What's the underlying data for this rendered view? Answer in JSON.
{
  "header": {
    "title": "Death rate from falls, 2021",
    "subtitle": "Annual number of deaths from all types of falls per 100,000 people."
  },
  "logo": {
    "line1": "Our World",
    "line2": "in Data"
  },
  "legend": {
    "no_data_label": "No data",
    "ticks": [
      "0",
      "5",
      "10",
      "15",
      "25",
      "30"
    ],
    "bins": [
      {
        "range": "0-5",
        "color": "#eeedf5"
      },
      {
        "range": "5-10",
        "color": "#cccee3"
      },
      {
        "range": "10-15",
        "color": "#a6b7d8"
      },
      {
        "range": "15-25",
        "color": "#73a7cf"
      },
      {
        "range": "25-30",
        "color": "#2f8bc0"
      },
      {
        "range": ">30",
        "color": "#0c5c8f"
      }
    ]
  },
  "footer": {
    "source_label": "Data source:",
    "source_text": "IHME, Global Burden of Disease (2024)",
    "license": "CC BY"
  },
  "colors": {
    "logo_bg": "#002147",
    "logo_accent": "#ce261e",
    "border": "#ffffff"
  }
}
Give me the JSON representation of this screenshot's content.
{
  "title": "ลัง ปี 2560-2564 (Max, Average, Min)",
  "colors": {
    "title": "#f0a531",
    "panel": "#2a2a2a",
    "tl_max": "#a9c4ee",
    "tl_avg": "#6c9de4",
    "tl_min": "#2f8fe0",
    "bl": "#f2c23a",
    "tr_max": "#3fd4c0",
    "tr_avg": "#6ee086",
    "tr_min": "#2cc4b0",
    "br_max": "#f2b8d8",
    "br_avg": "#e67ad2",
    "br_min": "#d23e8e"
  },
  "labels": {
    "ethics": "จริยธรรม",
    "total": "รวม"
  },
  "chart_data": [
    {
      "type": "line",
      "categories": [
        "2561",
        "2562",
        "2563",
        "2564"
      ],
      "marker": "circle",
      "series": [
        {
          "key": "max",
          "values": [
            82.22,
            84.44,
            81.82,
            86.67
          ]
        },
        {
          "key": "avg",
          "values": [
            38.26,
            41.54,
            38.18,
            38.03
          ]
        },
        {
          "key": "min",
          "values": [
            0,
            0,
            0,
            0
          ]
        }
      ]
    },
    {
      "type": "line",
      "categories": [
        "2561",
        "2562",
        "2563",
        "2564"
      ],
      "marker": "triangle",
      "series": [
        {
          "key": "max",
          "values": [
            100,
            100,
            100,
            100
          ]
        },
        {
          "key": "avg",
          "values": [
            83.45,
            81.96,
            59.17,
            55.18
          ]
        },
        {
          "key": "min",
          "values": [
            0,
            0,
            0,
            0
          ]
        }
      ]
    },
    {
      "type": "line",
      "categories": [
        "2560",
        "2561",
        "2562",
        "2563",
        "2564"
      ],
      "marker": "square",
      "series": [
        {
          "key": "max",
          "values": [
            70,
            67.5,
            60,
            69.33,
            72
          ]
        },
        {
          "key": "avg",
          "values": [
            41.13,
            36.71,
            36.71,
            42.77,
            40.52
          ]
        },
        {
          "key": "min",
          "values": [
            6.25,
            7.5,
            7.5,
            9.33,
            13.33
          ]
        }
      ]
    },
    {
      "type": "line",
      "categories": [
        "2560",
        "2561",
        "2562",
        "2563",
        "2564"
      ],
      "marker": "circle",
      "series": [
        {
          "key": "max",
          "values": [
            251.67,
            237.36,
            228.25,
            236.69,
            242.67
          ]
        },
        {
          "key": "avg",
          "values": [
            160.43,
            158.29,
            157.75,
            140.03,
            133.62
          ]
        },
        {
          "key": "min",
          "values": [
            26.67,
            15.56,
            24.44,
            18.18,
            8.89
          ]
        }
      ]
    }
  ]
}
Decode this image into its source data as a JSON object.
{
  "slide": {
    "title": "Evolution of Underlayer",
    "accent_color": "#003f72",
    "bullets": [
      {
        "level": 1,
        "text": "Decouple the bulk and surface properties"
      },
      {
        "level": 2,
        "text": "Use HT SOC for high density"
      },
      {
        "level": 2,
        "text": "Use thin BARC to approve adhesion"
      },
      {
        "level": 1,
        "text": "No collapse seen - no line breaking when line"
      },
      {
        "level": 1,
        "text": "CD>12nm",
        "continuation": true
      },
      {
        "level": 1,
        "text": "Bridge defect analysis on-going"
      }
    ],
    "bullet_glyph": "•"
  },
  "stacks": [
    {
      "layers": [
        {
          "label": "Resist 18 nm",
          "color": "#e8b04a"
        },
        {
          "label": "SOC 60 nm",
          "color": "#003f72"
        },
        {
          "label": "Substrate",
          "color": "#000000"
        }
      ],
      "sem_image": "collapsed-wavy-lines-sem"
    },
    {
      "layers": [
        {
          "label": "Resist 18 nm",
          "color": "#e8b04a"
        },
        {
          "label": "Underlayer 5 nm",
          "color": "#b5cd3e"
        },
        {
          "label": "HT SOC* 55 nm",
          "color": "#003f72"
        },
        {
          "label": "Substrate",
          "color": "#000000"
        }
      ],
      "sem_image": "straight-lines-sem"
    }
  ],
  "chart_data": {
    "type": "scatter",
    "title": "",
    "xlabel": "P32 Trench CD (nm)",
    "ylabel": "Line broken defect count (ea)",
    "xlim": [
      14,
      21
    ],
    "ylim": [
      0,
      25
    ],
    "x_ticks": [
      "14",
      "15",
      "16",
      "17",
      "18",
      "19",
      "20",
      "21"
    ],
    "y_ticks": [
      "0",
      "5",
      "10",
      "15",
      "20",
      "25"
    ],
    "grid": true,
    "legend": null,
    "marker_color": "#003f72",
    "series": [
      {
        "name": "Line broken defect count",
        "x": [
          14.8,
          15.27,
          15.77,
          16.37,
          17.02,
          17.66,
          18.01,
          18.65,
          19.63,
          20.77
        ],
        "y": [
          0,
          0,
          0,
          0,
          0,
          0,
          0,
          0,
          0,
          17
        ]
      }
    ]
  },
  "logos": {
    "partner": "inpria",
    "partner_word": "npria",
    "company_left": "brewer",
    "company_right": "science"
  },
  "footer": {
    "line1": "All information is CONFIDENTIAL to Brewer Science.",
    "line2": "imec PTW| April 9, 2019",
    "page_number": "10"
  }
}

JOB: Produce a verbatim transcription of the entries above.

RESULT BELOW:
What's the underlying data for this rendered view? Answer in JSON.
{
  "header": {
    "title": "Death rate from falls, 2021",
    "subtitle": "Annual number of deaths from all types of falls per 100,000 people."
  },
  "logo": {
    "line1": "Our World",
    "line2": "in Data"
  },
  "legend": {
    "no_data_label": "No data",
    "ticks": [
      "0",
      "5",
      "10",
      "15",
      "25",
      "30"
    ],
    "bins": [
      {
        "range": "0-5",
        "color": "#eeedf5"
      },
      {
        "range": "5-10",
        "color": "#cccee3"
      },
      {
        "range": "10-15",
        "color": "#a6b7d8"
      },
      {
        "range": "15-25",
        "color": "#73a7cf"
      },
      {
        "range": "25-30",
        "color": "#2f8bc0"
      },
      {
        "range": ">30",
        "color": "#0c5c8f"
      }
    ]
  },
  "footer": {
    "source_label": "Data source:",
    "source_text": "IHME, Global Burden of Disease (2024)",
    "license": "CC BY"
  },
  "colors": {
    "logo_bg": "#002147",
    "logo_accent": "#ce261e",
    "border": "#ffffff"
  }
}
Give me the JSON representation of this screenshot's content.
{
  "title": "ลัง ปี 2560-2564 (Max, Average, Min)",
  "colors": {
    "title": "#f0a531",
    "panel": "#2a2a2a",
    "tl_max": "#a9c4ee",
    "tl_avg": "#6c9de4",
    "tl_min": "#2f8fe0",
    "bl": "#f2c23a",
    "tr_max": "#3fd4c0",
    "tr_avg": "#6ee086",
    "tr_min": "#2cc4b0",
    "br_max": "#f2b8d8",
    "br_avg": "#e67ad2",
    "br_min": "#d23e8e"
  },
  "labels": {
    "ethics": "จริยธรรม",
    "total": "รวม"
  },
  "chart_data": [
    {
      "type": "line",
      "categories": [
        "2561",
        "2562",
        "2563",
        "2564"
      ],
      "marker": "circle",
      "series": [
        {
          "key": "max",
          "values": [
            82.22,
            84.44,
            81.82,
            86.67
          ]
        },
        {
          "key": "avg",
          "values": [
            38.26,
            41.54,
            38.18,
            38.03
          ]
        },
        {
          "key": "min",
          "values": [
            0,
            0,
            0,
            0
          ]
        }
      ]
    },
    {
      "type": "line",
      "categories": [
        "2561",
        "2562",
        "2563",
        "2564"
      ],
      "marker": "triangle",
      "series": [
        {
          "key": "max",
          "values": [
            100,
            100,
            100,
            100
          ]
        },
        {
          "key": "avg",
          "values": [
            83.45,
            81.96,
            59.17,
            55.18
          ]
        },
        {
          "key": "min",
          "values": [
            0,
            0,
            0,
            0
          ]
        }
      ]
    },
    {
      "type": "line",
      "categories": [
        "2560",
        "2561",
        "2562",
        "2563",
        "2564"
      ],
      "marker": "square",
      "series": [
        {
          "key": "max",
          "values": [
            70,
            67.5,
            60,
            69.33,
            72
          ]
        },
        {
          "key": "avg",
          "values": [
            41.13,
            36.71,
            36.71,
            42.77,
            40.52
          ]
        },
        {
          "key": "min",
          "values": [
            6.25,
            7.5,
            7.5,
            9.33,
            13.33
          ]
        }
      ]
    },
    {
      "type": "line",
      "categories": [
        "2560",
        "2561",
        "2562",
        "2563",
        "2564"
      ],
      "marker": "circle",
      "series": [
        {
          "key": "max",
          "values": [
            251.67,
            237.36,
            228.25,
            236.69,
            242.67
          ]
        },
        {
          "key": "avg",
          "values": [
            160.43,
            158.29,
            157.75,
            140.03,
            133.62
          ]
        },
        {
          "key": "min",
          "values": [
            26.67,
            15.56,
            24.44,
            18.18,
            8.89
          ]
        }
      ]
    }
  ]
}
Decode this image into its source data as a JSON object.
{
  "slide": {
    "title": "Evolution of Underlayer",
    "accent_color": "#003f72",
    "bullets": [
      {
        "level": 1,
        "text": "Decouple the bulk and surface properties"
      },
      {
        "level": 2,
        "text": "Use HT SOC for high density"
      },
      {
        "level": 2,
        "text": "Use thin BARC to approve adhesion"
      },
      {
        "level": 1,
        "text": "No collapse seen - no line breaking when line"
      },
      {
        "level": 1,
        "text": "CD>12nm",
        "continuation": true
      },
      {
        "level": 1,
        "text": "Bridge defect analysis on-going"
      }
    ],
    "bullet_glyph": "•"
  },
  "stacks": [
    {
      "layers": [
        {
          "label": "Resist 18 nm",
          "color": "#e8b04a"
        },
        {
          "label": "SOC 60 nm",
          "color": "#003f72"
        },
        {
          "label": "Substrate",
          "color": "#000000"
        }
      ],
      "sem_image": "collapsed-wavy-lines-sem"
    },
    {
      "layers": [
        {
          "label": "Resist 18 nm",
          "color": "#e8b04a"
        },
        {
          "label": "Underlayer 5 nm",
          "color": "#b5cd3e"
        },
        {
          "label": "HT SOC* 55 nm",
          "color": "#003f72"
        },
        {
          "label": "Substrate",
          "color": "#000000"
        }
      ],
      "sem_image": "straight-lines-sem"
    }
  ],
  "chart_data": {
    "type": "scatter",
    "title": "",
    "xlabel": "P32 Trench CD (nm)",
    "ylabel": "Line broken defect count (ea)",
    "xlim": [
      14,
      21
    ],
    "ylim": [
      0,
      25
    ],
    "x_ticks": [
      "14",
      "15",
      "16",
      "17",
      "18",
      "19",
      "20",
      "21"
    ],
    "y_ticks": [
      "0",
      "5",
      "10",
      "15",
      "20",
      "25"
    ],
    "grid": true,
    "legend": null,
    "marker_color": "#003f72",
    "series": [
      {
        "name": "Line broken defect count",
        "x": [
          14.8,
          15.27,
          15.77,
          16.37,
          17.02,
          17.66,
          18.01,
          18.65,
          19.63,
          20.77
        ],
        "y": [
          0,
          0,
          0,
          0,
          0,
          0,
          0,
          0,
          0,
          17
        ]
      }
    ]
  },
  "logos": {
    "partner": "inpria",
    "partner_word": "npria",
    "company_left": "brewer",
    "company_right": "science"
  },
  "footer": {
    "line1": "All information is CONFIDENTIAL to Brewer Science.",
    "line2": "imec PTW| April 9, 2019",
    "page_number": "10"
  }
}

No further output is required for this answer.